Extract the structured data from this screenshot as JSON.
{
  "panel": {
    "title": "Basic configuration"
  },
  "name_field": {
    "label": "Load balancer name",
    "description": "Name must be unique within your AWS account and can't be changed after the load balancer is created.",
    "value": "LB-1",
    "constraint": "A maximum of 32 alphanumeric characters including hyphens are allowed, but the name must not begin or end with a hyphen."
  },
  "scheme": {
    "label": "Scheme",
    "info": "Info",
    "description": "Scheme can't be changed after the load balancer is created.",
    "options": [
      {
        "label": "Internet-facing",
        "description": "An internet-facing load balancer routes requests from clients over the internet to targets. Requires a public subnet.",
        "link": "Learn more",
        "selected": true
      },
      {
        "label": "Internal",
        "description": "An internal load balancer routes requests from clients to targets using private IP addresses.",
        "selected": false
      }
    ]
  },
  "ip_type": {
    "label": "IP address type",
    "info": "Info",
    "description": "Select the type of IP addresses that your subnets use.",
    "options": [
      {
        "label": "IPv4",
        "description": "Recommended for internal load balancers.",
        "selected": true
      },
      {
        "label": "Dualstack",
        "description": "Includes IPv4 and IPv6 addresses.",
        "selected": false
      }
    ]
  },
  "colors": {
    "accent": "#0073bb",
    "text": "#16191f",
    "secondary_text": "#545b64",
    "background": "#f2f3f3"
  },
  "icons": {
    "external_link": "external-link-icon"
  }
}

Short task: Copy all lines from the material that hold "addresses".

Reply to the task:
        "description": "An internal load balancer routes requests from clients to targets using private IP addresses.",
    "description": "Select the type of IP addresses that your subnets use.",
        "description": "Includes IPv4 and IPv6 addresses.",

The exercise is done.